# REQUIRED TASK
Reproduce the part that opens with the line containing "body-line-5: Πολιτισμού και" and closes with the line containing "law-title-line-5: δανειοληπτών λόγω", switching "body-line-3-word" to "body-line-3-token" and keeping everything else unchanged.
------------------------
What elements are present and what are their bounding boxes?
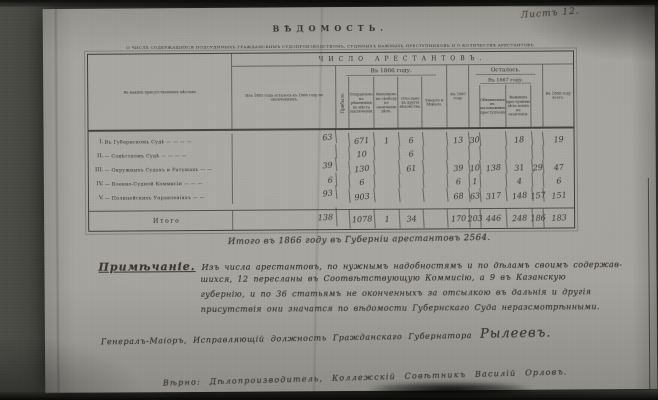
- header-subcol-serious-criminals: Важныхъ преступниковъ, дѣла коихъ не око…: [506, 85, 532, 127]
- header-places-column: Въ какихъ присутственныхъ мѣстахъ.: [88, 54, 233, 130]
- table-header: Въ какихъ присутственныхъ мѣстахъ. ЧИСЛО…: [88, 51, 574, 131]
- header-subcol-minor-offences-text: Обвиняемыхъ въ маловажныхъ преступленіях…: [480, 97, 504, 114]
- note-line-text: Изъ числа арестантовъ, по нужнымъ надобн…: [202, 260, 623, 272]
- row-label: — Совѣстномъ Судѣ — — — —: [105, 151, 233, 158]
- table-cell: [374, 146, 400, 161]
- document-sheet: Листъ 12. ВѢДОМОСТЬ. О ЧИСЛѢ СОДЕРЖАЩИХС…: [43, 5, 658, 393]
- header-group-current-year: Въ 1866 году. Прибыло. Отправлено по рѣш…: [336, 65, 447, 128]
- table-cell: 446: [481, 208, 508, 229]
- table-row: V. — Полицейскихъ Управленіяхъ — — 93903…: [89, 187, 574, 204]
- header-group-current-year-title: Въ 1866 году.: [346, 66, 436, 76]
- table-cell: 34: [400, 209, 425, 229]
- header-subcol-transferred: Отослано въ другія вѣдомства.: [399, 76, 423, 127]
- corner-folio-note: Листъ 12.: [520, 6, 580, 21]
- table-cell: 6: [349, 174, 375, 189]
- row-number: I.: [93, 139, 103, 145]
- table-cell: [374, 174, 400, 189]
- table-cell: [506, 145, 533, 161]
- table-cell: 151: [543, 187, 574, 204]
- row-label-cell: Итого: [89, 211, 233, 231]
- table-cell: 317: [480, 187, 507, 203]
- table-cell: 183: [544, 208, 575, 229]
- table-cell: 68: [447, 188, 470, 204]
- row-number: V.: [93, 195, 103, 201]
- row-label-cell: V. — Полицейскихъ Управленіяхъ — —: [89, 190, 233, 205]
- table-cell: [480, 145, 507, 161]
- header-subcol-transferred-text: Отослано въ другія вѣдомства.: [399, 96, 422, 109]
- row-label-cell: III. — Окружныхъ Судахъ и Ратушахъ — —: [89, 162, 233, 177]
- header-subcol-sent-text: Отправлено по рѣшеніямъ въ мѣста заключе…: [349, 92, 373, 113]
- table-cell: 1: [469, 174, 481, 189]
- header-col-total: Въ 1866 году всего.: [543, 64, 573, 126]
- header-subcol-released-text: Выпущено на свободу по окончаніи дѣлъ.: [374, 92, 398, 113]
- document-title: ВѢДОМОСТЬ.: [87, 21, 574, 34]
- table-cell: [480, 173, 507, 189]
- table-cell: [337, 210, 351, 230]
- prisoner-table: Въ какихъ присутственныхъ мѣстахъ. ЧИСЛО…: [87, 50, 575, 231]
- table-cell: [399, 188, 424, 204]
- header-group-remaining-year: Въ 1867 году.: [480, 77, 531, 84]
- table-cell: [423, 188, 448, 204]
- row-label: — Полицейскихъ Управленіяхъ — —: [105, 193, 233, 200]
- table-cell: 903: [349, 188, 375, 204]
- header-col-total-text: Въ 1866 году всего.: [543, 91, 573, 100]
- table-cell: 1: [375, 209, 401, 229]
- table-cell: [336, 175, 350, 190]
- table-cell: [399, 174, 424, 189]
- row-label: — Военно-Судной Коммисіи — — —: [105, 179, 233, 186]
- table-cell: 6: [399, 146, 424, 161]
- summary-total-line: Итого въ 1866 году въ Губерніи арестанто…: [194, 232, 524, 247]
- table-cell: [532, 145, 544, 160]
- table-cell: [336, 147, 350, 162]
- row-label: — Окружныхъ Судахъ и Ратушахъ — —: [105, 165, 233, 172]
- governor-signature-line: Генералъ-Маіоръ, Исправляющій должность …: [101, 325, 601, 349]
- governor-signature-title: Генералъ-Маіоръ, Исправляющій должность …: [101, 331, 472, 346]
- row-label-cell: IV. — Военно-Судной Коммисіи — — —: [89, 176, 233, 191]
- table-cell: [423, 146, 448, 161]
- header-col-to-next-year-text: Къ 1867 году.: [447, 92, 468, 101]
- document-subtitle-text: О ЧИСЛѢ СОДЕРЖАЩИХСЯ ПОДСУДИМЫХЪ ГРАЖДАН…: [87, 42, 574, 50]
- header-subcol-serious-criminals-text: Важныхъ преступниковъ, дѣла коихъ не око…: [506, 95, 531, 116]
- header-subcol-blank-right: [531, 85, 542, 127]
- header-places-label: Въ какихъ присутственныхъ мѣстахъ.: [89, 89, 230, 94]
- header-subcol-died-text: Умерло и бѣжало.: [423, 98, 447, 107]
- header-group-remaining-title: Осталось.: [476, 66, 536, 75]
- document-content: Листъ 12. ВѢДОМОСТЬ. О ЧИСЛѢ СОДЕРЖАЩИХС…: [43, 5, 658, 393]
- photograph-background: Листъ 12. ВѢДОМОСТЬ. О ЧИСЛѢ СОДЕРЖАЩИХС…: [0, 0, 658, 400]
- table-row: Итого 1381078134170203446248186183: [89, 207, 574, 230]
- row-number: IV.: [93, 181, 103, 187]
- header-subcol-minor-offences: Обвиняемыхъ въ маловажныхъ преступленіях…: [480, 85, 506, 127]
- governor-signature-name: Рылеевъ.: [480, 325, 552, 341]
- note-section: Примѣчаніе.Изъ числа арестантовъ, по нуж…: [98, 257, 580, 320]
- header-group-remaining-subcols: Обвиняемыхъ въ маловажныхъ преступленіях…: [469, 85, 542, 128]
- table-cell: 1078: [350, 209, 376, 229]
- table-cell: 4: [506, 173, 533, 189]
- header-subcol-blank-left: [469, 85, 480, 127]
- header-col-to-next-year: Къ 1867 году.: [447, 65, 469, 127]
- table-cell: 10: [349, 146, 375, 161]
- table-cell: 6: [447, 174, 470, 189]
- note-heading: Примѣчаніе.: [98, 260, 195, 274]
- header-col-remaining: Изъ 1865 года осталось къ 1866 году не о…: [232, 66, 336, 129]
- row-number: III.: [93, 167, 103, 173]
- row-label-cell: I. Въ Губернскомъ Судѣ — — — —: [89, 134, 233, 149]
- header-subcol-arrived: Прибыло.: [336, 77, 349, 128]
- row-values: 939036863317148157151: [233, 187, 574, 203]
- table-cell: [532, 173, 544, 188]
- header-subcol-died: Умерло и бѣжало.: [422, 76, 446, 127]
- header-subcol-sent: Отправлено по рѣшеніямъ въ мѣста заключе…: [349, 77, 374, 128]
- bottom-dark-band: [0, 392, 658, 400]
- table-cell: [424, 209, 449, 229]
- document-subtitle: О ЧИСЛѢ СОДЕРЖАЩИХСЯ ПОДСУДИМЫХЪ ГРАЖДАН…: [87, 34, 574, 45]
- row-values: 1381078134170203446248186183: [233, 208, 574, 229]
- row-number: II.: [93, 153, 103, 159]
- clerk-attestation-line: Вѣрно: Дѣлопроизводитель, Коллежскій Сов…: [145, 367, 585, 388]
- header-group-current-year-subcols: Прибыло. Отправлено по рѣшеніямъ въ мѣст…: [336, 76, 446, 128]
- table-cell: [374, 188, 400, 204]
- row-label: Итого: [153, 217, 181, 224]
- header-numeric-columns: ЧИСЛО АРЕСТАНТОВЪ. Изъ 1865 года осталос…: [232, 51, 574, 128]
- row-label-cell: II. — Совѣстномъ Судѣ — — — —: [89, 148, 233, 163]
- table-cell: 138: [233, 207, 338, 232]
- note-line: присутствія они значатся по вѣдомости Гу…: [99, 302, 581, 320]
- row-label: Въ Губернскомъ Судѣ — — — —: [105, 137, 233, 144]
- table-cell: [469, 146, 481, 161]
- table-cell: [447, 146, 470, 161]
- header-col-remaining-text: Изъ 1865 года осталось къ 1866 году не о…: [233, 93, 335, 102]
- header-subcol-released: Выпущено на свободу по окончаніи дѣлъ.: [374, 77, 399, 128]
- table-body: I. Въ Губернскомъ Судѣ — — — — 636711613…: [89, 128, 575, 230]
- header-subcol-arrived-text: Прибыло.: [340, 90, 345, 116]
- table-cell: [423, 174, 448, 189]
- header-group-remaining: Осталось. Въ 1867 году. Обвиняемыхъ въ м…: [469, 65, 543, 128]
- header-column-row: Изъ 1865 года осталось къ 1866 году не о…: [232, 64, 573, 128]
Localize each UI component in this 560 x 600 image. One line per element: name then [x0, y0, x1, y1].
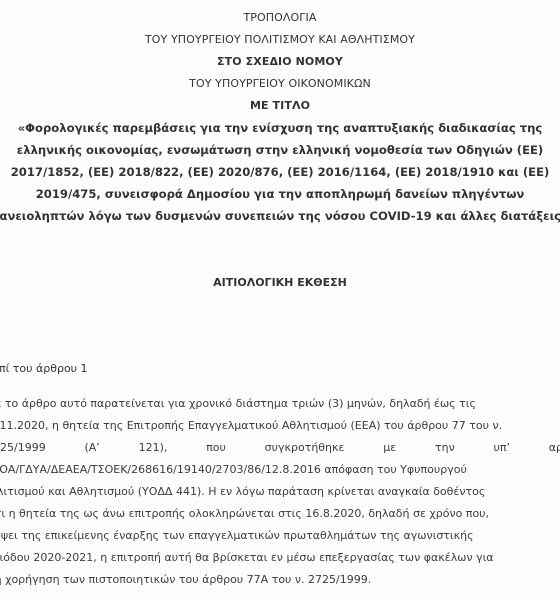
body-line-5: Πολιτισμού και Αθλητισμού (ΥΟΔΔ 441). Η …	[0, 485, 485, 499]
body-line-3-word: αριθμ.	[549, 441, 560, 455]
law-title-line-5: δανειοληπτών λόγω των δυσμενών συνεπειών…	[0, 209, 560, 223]
law-title-line-1: «Φορολογικές παρεμβάσεις για την ενίσχυσ…	[0, 121, 560, 135]
body-line-3-word: που	[206, 441, 226, 455]
body-line-2: 16.11.2020, η θητεία της Επιτροπής Επαγγ…	[0, 419, 502, 433]
body-line-3-word: με	[383, 441, 396, 455]
header-ministry-culture: ΤΟΥ ΥΠΟΥΡΓΕΙΟΥ ΠΟΛΙΤΙΣΜΟΥ ΚΑΙ ΑΘΛΗΤΙΣΜΟΥ	[0, 33, 560, 47]
body-line-3-word: 2725/1999	[0, 441, 46, 455]
article-heading: Επί του άρθρου 1	[0, 362, 88, 376]
header-with-title: ΜΕ ΤΙΤΛΟ	[0, 99, 560, 113]
body-line-8: περιόδου 2020-2021, η επιτροπή αυτή θα β…	[0, 551, 494, 565]
header-amendment: ΤΡΟΠΟΛΟΓΙΑ	[0, 11, 560, 25]
body-line-1: Με το άρθρο αυτό παρατείνεται για χρονικ…	[0, 397, 476, 411]
body-line-3: 2725/1999 (Α’ 121), που συγκροτήθηκε με …	[0, 441, 560, 455]
law-title-line-4: 2019/475, συνεισφορά Δημοσίου για την απ…	[0, 187, 560, 201]
section-heading: ΑΙΤΙΟΛΟΓΙΚΗ ΕΚΘΕΣΗ	[0, 276, 560, 290]
body-line-4: ΥΠΠΟΑ/ΓΔΥΑ/ΔΕΑΕΑ/ΤΣΟΕΚ/268616/19140/2703…	[0, 463, 467, 477]
law-title-line-3: 2017/1852, (ΕΕ) 2018/822, (ΕΕ) 2020/876,…	[0, 165, 560, 179]
header-draft-law: ΣΤΟ ΣΧΕΔΙΟ ΝΟΜΟΥ	[0, 55, 560, 69]
body-line-3-word: υπ’	[494, 441, 510, 455]
document-page: ΤΡΟΠΟΛΟΓΙΑ ΤΟΥ ΥΠΟΥΡΓΕΙΟΥ ΠΟΛΙΤΙΣΜΟΥ ΚΑΙ…	[0, 0, 560, 600]
body-line-9: τη χορήγηση των πιστοποιητικών του άρθρο…	[0, 573, 371, 587]
body-line-3-word: 121),	[139, 441, 168, 455]
header-ministry-finance: ΤΟΥ ΥΠΟΥΡΓΕΙΟΥ ΟΙΚΟΝΟΜΙΚΩΝ	[0, 77, 560, 91]
law-title-line-2: ελληνικής οικονομίας, ενσωμάτωση στην ελ…	[0, 143, 560, 157]
body-line-6: ότι η θητεία της ως άνω επιτροπής ολοκλη…	[0, 507, 489, 521]
body-line-7: ενόψει της επικείμενης έναρξης των επαγγ…	[0, 529, 474, 543]
body-line-3-word: (Α’	[84, 441, 99, 455]
body-line-3-word: την	[435, 441, 455, 455]
body-line-3-word: συγκροτήθηκε	[265, 441, 345, 455]
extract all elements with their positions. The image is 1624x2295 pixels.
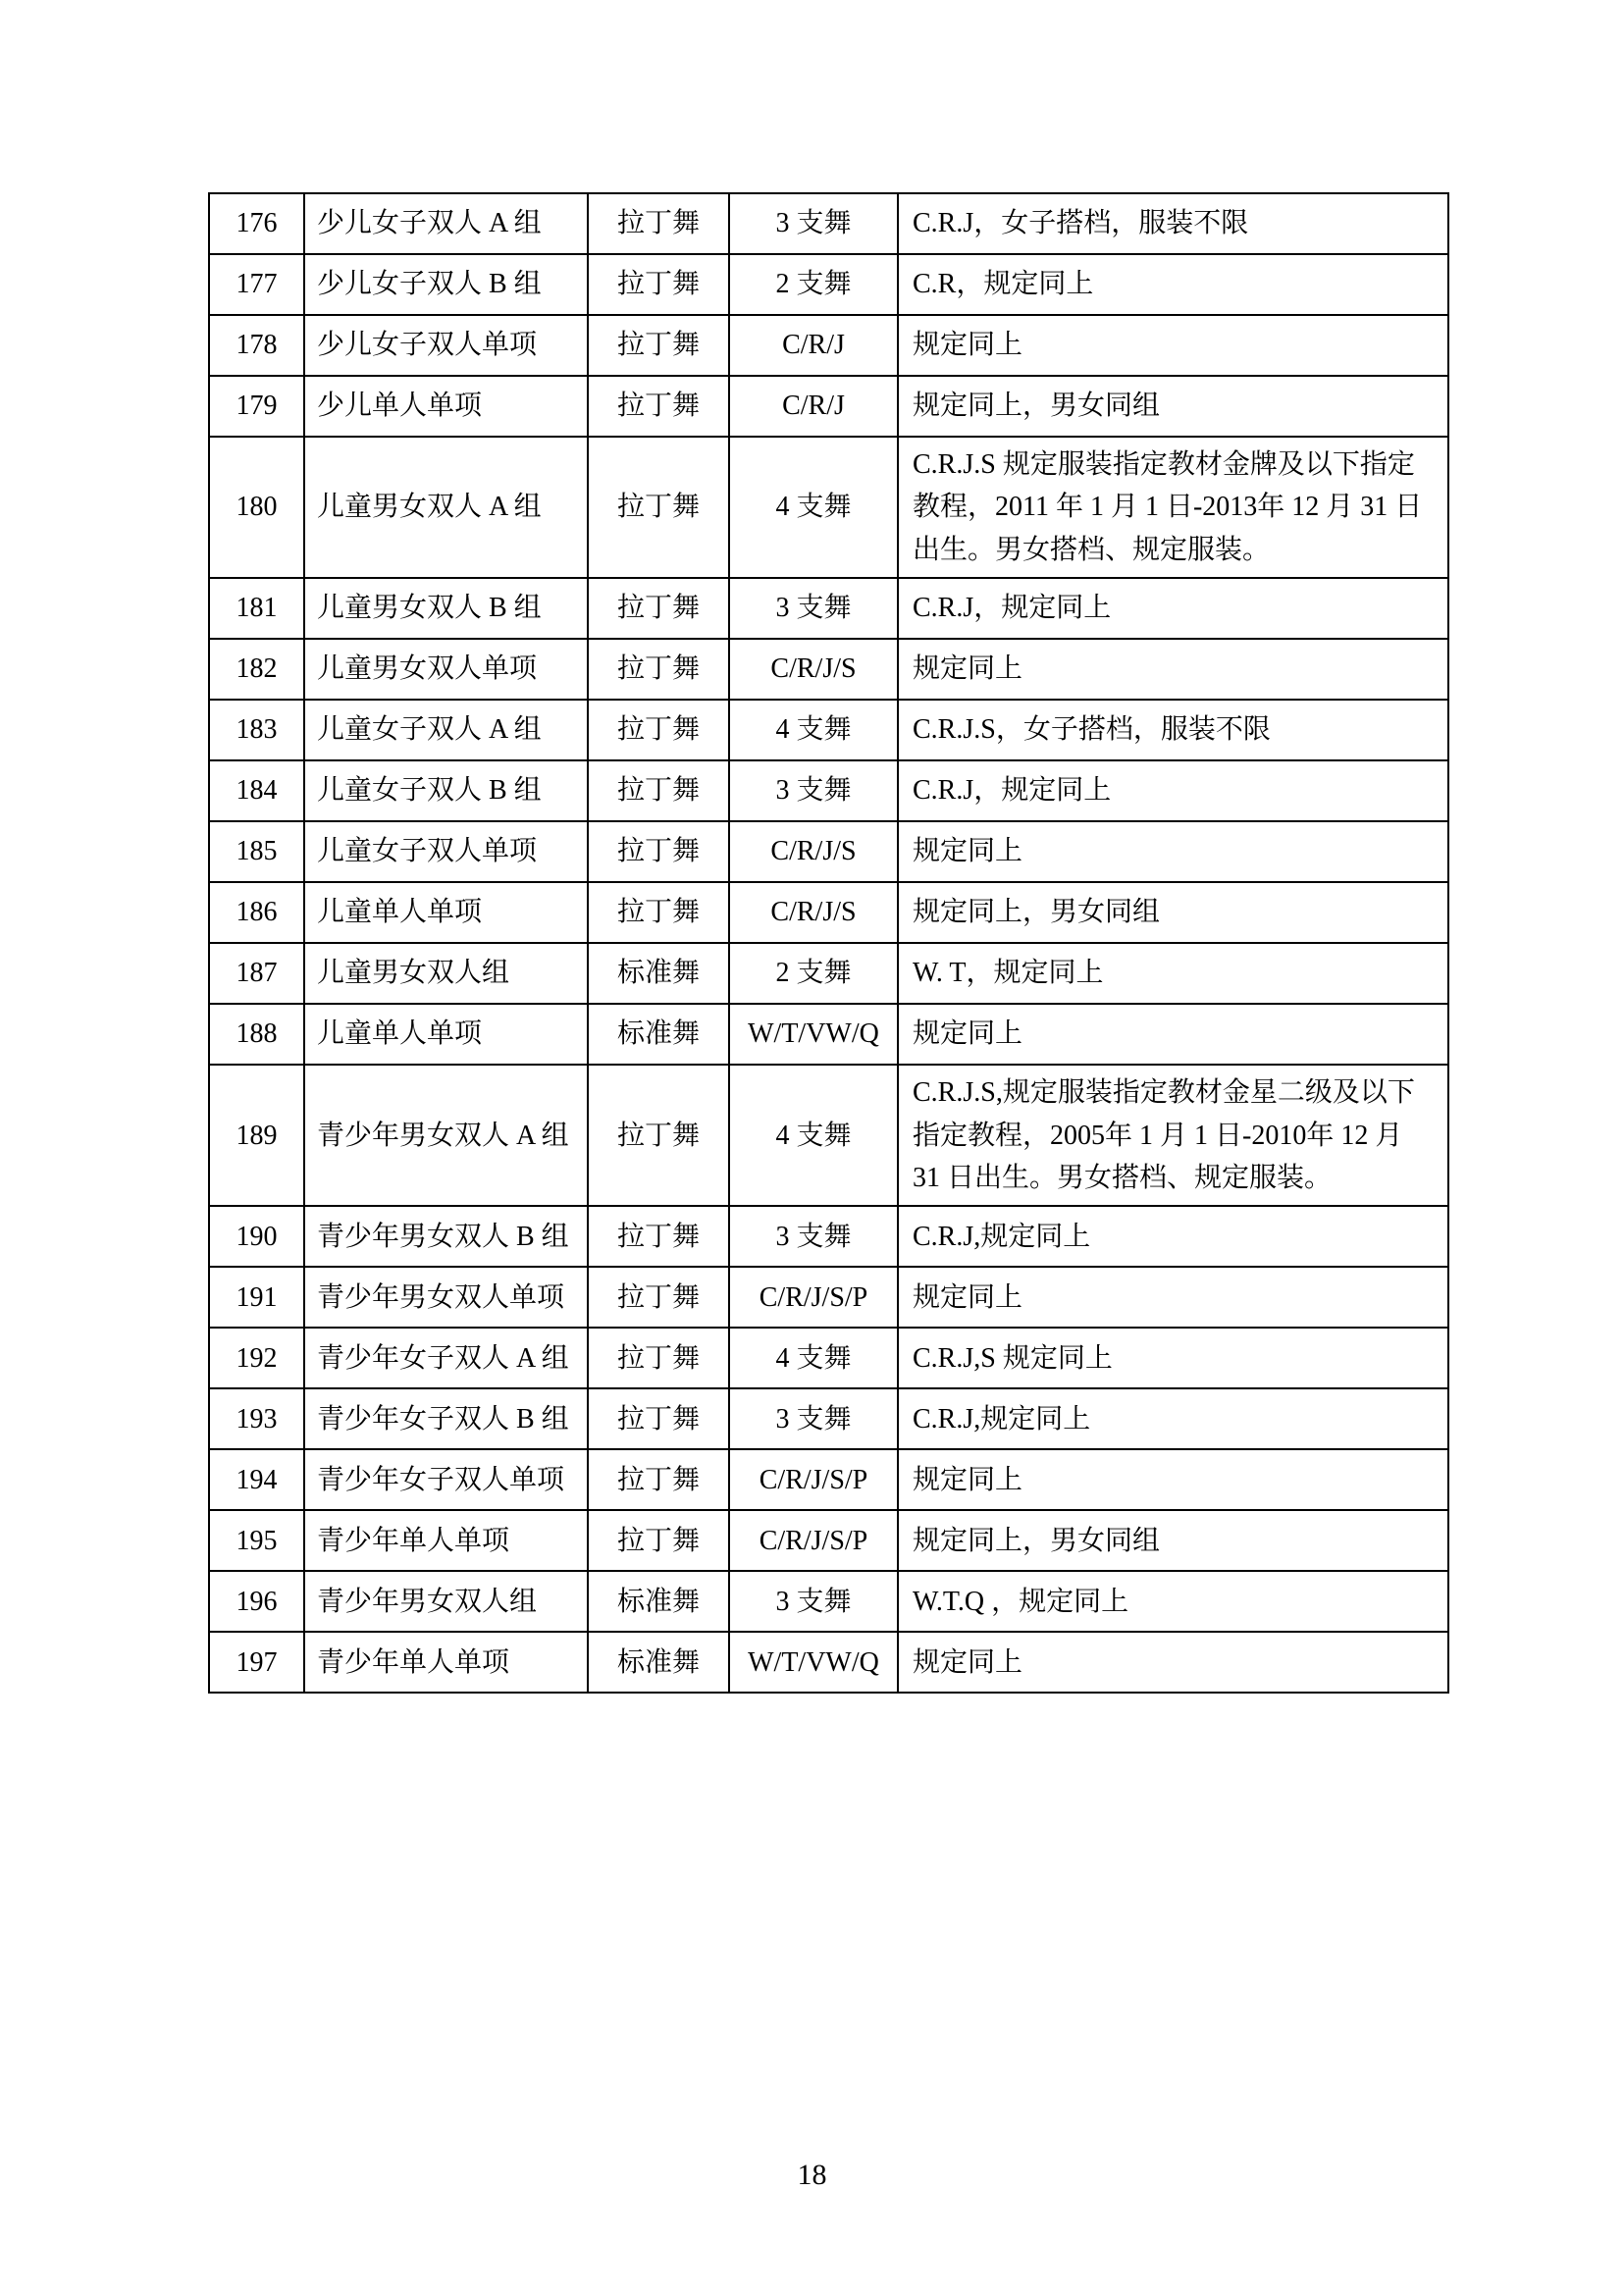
------------------------
# SOLUTION FOR THIS TASK
body-line-5: Πολιτισμού και Αθλητισμού (ΥΟΔΔ 441). Η …	[0, 485, 485, 499]
body-line-3-token: αριθμ.	[549, 441, 560, 455]
law-title-line-5: δανειοληπτών λόγω των δυσμενών συνεπειών…	[0, 209, 560, 223]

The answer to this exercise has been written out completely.